[What you will do]:
Type the records out again in full, exactly.

[Exercise inputs]:
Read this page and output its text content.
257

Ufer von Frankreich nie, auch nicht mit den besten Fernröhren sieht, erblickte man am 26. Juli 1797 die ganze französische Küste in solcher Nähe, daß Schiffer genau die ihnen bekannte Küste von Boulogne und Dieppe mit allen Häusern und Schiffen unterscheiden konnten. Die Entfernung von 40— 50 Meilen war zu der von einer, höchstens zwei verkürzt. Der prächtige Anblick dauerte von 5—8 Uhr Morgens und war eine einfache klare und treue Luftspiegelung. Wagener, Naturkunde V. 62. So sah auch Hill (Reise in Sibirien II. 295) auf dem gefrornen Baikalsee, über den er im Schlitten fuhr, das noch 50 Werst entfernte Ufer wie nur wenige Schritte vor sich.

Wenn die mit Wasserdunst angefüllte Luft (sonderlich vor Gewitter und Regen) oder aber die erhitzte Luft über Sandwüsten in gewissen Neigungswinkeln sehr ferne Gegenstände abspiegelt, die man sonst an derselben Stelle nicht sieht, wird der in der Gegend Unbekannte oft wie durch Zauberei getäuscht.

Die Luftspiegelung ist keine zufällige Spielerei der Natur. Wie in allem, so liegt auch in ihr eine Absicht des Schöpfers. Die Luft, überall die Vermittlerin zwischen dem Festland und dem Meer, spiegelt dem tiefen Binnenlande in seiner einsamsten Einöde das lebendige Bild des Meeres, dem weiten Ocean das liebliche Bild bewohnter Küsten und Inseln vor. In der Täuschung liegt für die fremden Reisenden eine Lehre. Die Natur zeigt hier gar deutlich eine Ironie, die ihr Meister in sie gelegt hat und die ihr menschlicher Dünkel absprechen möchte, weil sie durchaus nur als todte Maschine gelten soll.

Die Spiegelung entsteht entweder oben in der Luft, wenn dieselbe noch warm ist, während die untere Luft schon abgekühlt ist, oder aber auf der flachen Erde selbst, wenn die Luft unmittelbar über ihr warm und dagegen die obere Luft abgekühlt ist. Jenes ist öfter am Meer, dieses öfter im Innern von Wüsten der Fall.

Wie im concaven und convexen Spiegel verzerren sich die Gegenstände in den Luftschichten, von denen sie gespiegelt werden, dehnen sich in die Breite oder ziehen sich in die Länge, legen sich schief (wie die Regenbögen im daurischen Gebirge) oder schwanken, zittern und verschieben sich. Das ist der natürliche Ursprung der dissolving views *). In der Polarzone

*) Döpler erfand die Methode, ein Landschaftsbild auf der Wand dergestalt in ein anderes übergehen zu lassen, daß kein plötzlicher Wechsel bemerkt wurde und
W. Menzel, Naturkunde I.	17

[Written answer]:
Read this page and output its text content.
257

Ufer von Frankreich nie, auch nicht mit den besten Fernröhren sieht, erblickte man am 26. Juli 1797 die ganze französische Küste in solcher Nähe, daß Schiffer genau die ihnen bekannte Küste von Boulogne und Dieppe mit allen Häusern und Schiffen unterscheiden konnten. Die Entfernung von 40— 50 Meilen war zu der von einer, höchstens zwei verkürzt. Der prächtige Anblick dauerte von 5—8 Uhr Morgens und war eine einfache klare und treue Luftspiegelung. Wagener, Naturkunde V. 62. So sah auch Hill (Reise in Sibirien II. 295) auf dem gefrornen Baikalsee, über den er im Schlitten fuhr, das noch 50 Werst entfernte Ufer wie nur wenige Schritte vor sich.

Wenn die mit Wasserdunst angefüllte Luft (sonderlich vor Gewitter und Regen) oder aber die erhitzte Luft über Sandwüsten in gewissen Neigungswinkeln sehr ferne Gegenstände abspiegelt, die man sonst an derselben Stelle nicht sieht, wird der in der Gegend Unbekannte oft wie durch Zauberei getäuscht.

Die Luftspiegelung ist keine zufällige Spielerei der Natur. Wie in allem, so liegt auch in ihr eine Absicht des Schöpfers. Die Luft, überall die Vermittlerin zwischen dem Festland und dem Meer, spiegelt dem tiefen Binnenlande in seiner einsamsten Einöde das lebendige Bild des Meeres, dem weiten Ocean das liebliche Bild bewohnter Küsten und Inseln vor. In der Täuschung liegt für die fremden Reisenden eine Lehre. Die Natur zeigt hier gar deutlich eine Ironie, die ihr Meister in sie gelegt hat und die ihr menschlicher Dünkel absprechen möchte, weil sie durchaus nur als todte Maschine gelten soll.

Die Spiegelung entsteht entweder oben in der Luft, wenn dieselbe noch warm ist, während die untere Luft schon abgekühlt ist, oder aber auf der flachen Erde selbst, wenn die Luft unmittelbar über ihr warm und dagegen die obere Luft abgekühlt ist. Jenes ist öfter am Meer, dieses öfter im Innern von Wüsten der Fall.

Wie im concaven und convexen Spiegel verzerren sich die Gegenstände in den Luftschichten, von denen sie gespiegelt werden, dehnen sich in die Breite oder ziehen sich in die Länge, legen sich schief (wie die Regenbögen im daurischen Gebirge) oder schwanken, zittern und verschieben sich. Das ist der natürliche Ursprung der dissolving views *). In der Polarzone

*) Döpler erfand die Methode, ein Landschaftsbild auf der Wand dergestalt in ein anderes übergehen zu lassen, daß kein plötzlicher Wechsel bemerkt wurde und
W. Menzel, Naturkunde I.	17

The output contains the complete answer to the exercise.